● **EXERCISE TASK**
Return every record below exactly as written, but leave out the pictures.

>> BEGIN ITEMS

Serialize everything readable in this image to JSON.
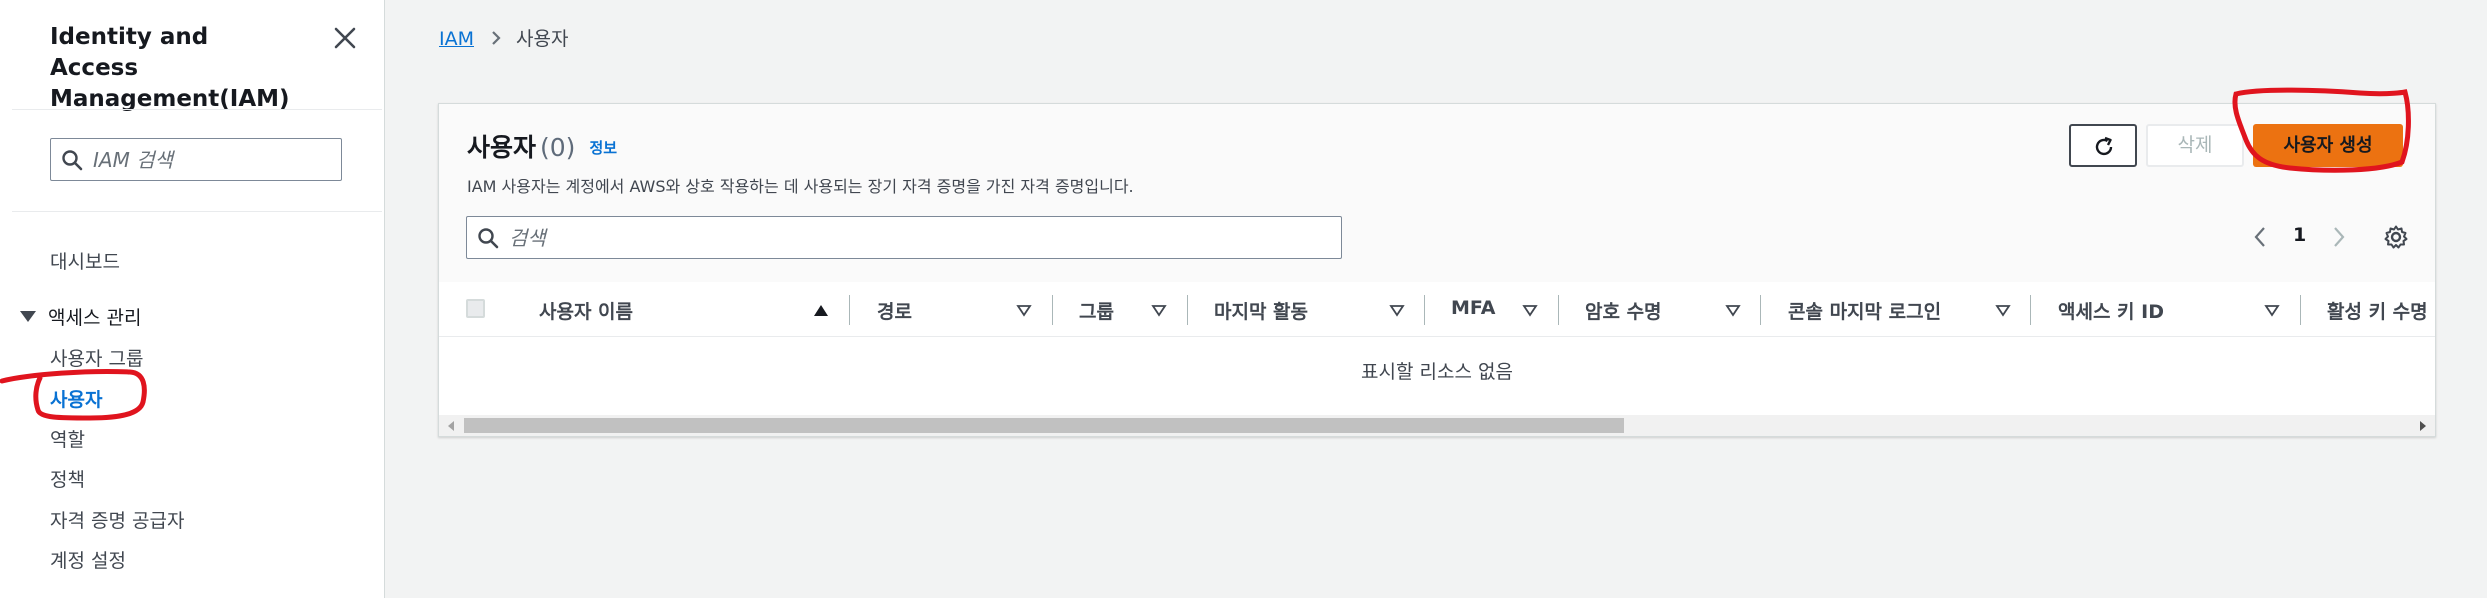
{
  "sidebar": {
    "title": "Identity and Access Management(IAM)",
    "close_icon": "close-icon",
    "search_placeholder": "IAM 검색",
    "dashboard": "대시보드",
    "section_label": "액세스 관리",
    "items": [
      {
        "label": "사용자 그룹",
        "active": false
      },
      {
        "label": "사용자",
        "active": true
      },
      {
        "label": "역할",
        "active": false
      },
      {
        "label": "정책",
        "active": false
      },
      {
        "label": "자격 증명 공급자",
        "active": false
      },
      {
        "label": "계정 설정",
        "active": false
      }
    ]
  },
  "breadcrumb": {
    "root": "IAM",
    "separator_icon": "chevron-right-icon",
    "current": "사용자"
  },
  "panel": {
    "title": "사용자",
    "count": "(0)",
    "info_link": "정보",
    "description": "IAM 사용자는 계정에서 AWS와 상호 작용하는 데 사용되는 장기 자격 증명을 가진 자격 증명입니다.",
    "refresh_icon": "refresh-icon",
    "delete_label": "삭제",
    "create_label": "사용자 생성",
    "search_placeholder": "검색",
    "page_number": "1",
    "settings_icon": "gear-icon"
  },
  "table": {
    "columns": [
      {
        "label": "사용자 이름",
        "sort": "ascending"
      },
      {
        "label": "경로",
        "sort": "none"
      },
      {
        "label": "그룹",
        "sort": "none"
      },
      {
        "label": "마지막 활동",
        "sort": "none"
      },
      {
        "label": "MFA",
        "sort": "none"
      },
      {
        "label": "암호 수명",
        "sort": "none"
      },
      {
        "label": "콘솔 마지막 로그인",
        "sort": "none"
      },
      {
        "label": "액세스 키 ID",
        "sort": "none"
      },
      {
        "label": "활성 키 수명",
        "sort": "none"
      }
    ],
    "rows": [],
    "empty_message": "표시할 리소스 없음"
  },
  "colors": {
    "accent_link": "#0972d3",
    "primary_button": "#ec7211",
    "annotation": "#e0141e"
  }
}
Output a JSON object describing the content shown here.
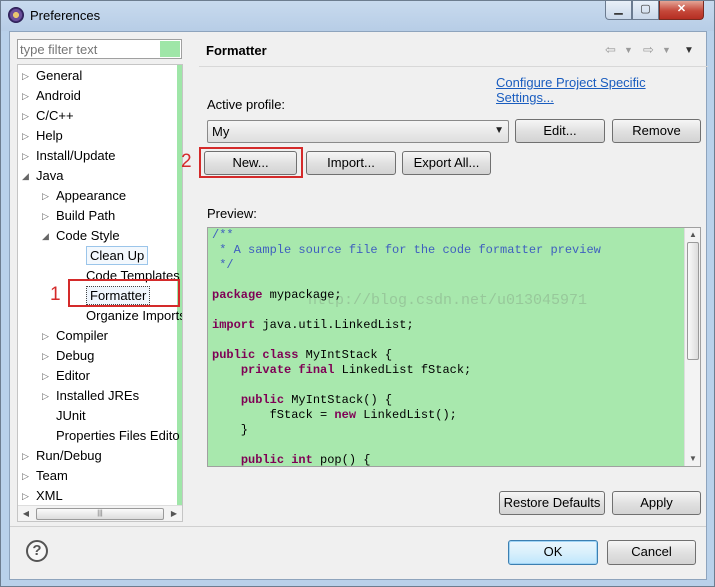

>> END ITEMS

● **ANSWER FOR THIS EXERCISE**
Serialize everything readable in this image to JSON.
{
  "sidebar": {
    "title": "Identity and Access Management(IAM)",
    "close_icon": "close-icon",
    "search_placeholder": "IAM 검색",
    "dashboard": "대시보드",
    "section_label": "액세스 관리",
    "items": [
      {
        "label": "사용자 그룹",
        "active": false
      },
      {
        "label": "사용자",
        "active": true
      },
      {
        "label": "역할",
        "active": false
      },
      {
        "label": "정책",
        "active": false
      },
      {
        "label": "자격 증명 공급자",
        "active": false
      },
      {
        "label": "계정 설정",
        "active": false
      }
    ]
  },
  "breadcrumb": {
    "root": "IAM",
    "separator_icon": "chevron-right-icon",
    "current": "사용자"
  },
  "panel": {
    "title": "사용자",
    "count": "(0)",
    "info_link": "정보",
    "description": "IAM 사용자는 계정에서 AWS와 상호 작용하는 데 사용되는 장기 자격 증명을 가진 자격 증명입니다.",
    "refresh_icon": "refresh-icon",
    "delete_label": "삭제",
    "create_label": "사용자 생성",
    "search_placeholder": "검색",
    "page_number": "1",
    "settings_icon": "gear-icon"
  },
  "table": {
    "columns": [
      {
        "label": "사용자 이름",
        "sort": "ascending"
      },
      {
        "label": "경로",
        "sort": "none"
      },
      {
        "label": "그룹",
        "sort": "none"
      },
      {
        "label": "마지막 활동",
        "sort": "none"
      },
      {
        "label": "MFA",
        "sort": "none"
      },
      {
        "label": "암호 수명",
        "sort": "none"
      },
      {
        "label": "콘솔 마지막 로그인",
        "sort": "none"
      },
      {
        "label": "액세스 키 ID",
        "sort": "none"
      },
      {
        "label": "활성 키 수명",
        "sort": "none"
      }
    ],
    "rows": [],
    "empty_message": "표시할 리소스 없음"
  },
  "colors": {
    "accent_link": "#0972d3",
    "primary_button": "#ec7211",
    "annotation": "#e0141e"
  }
}
Output a JSON object describing the content shown here.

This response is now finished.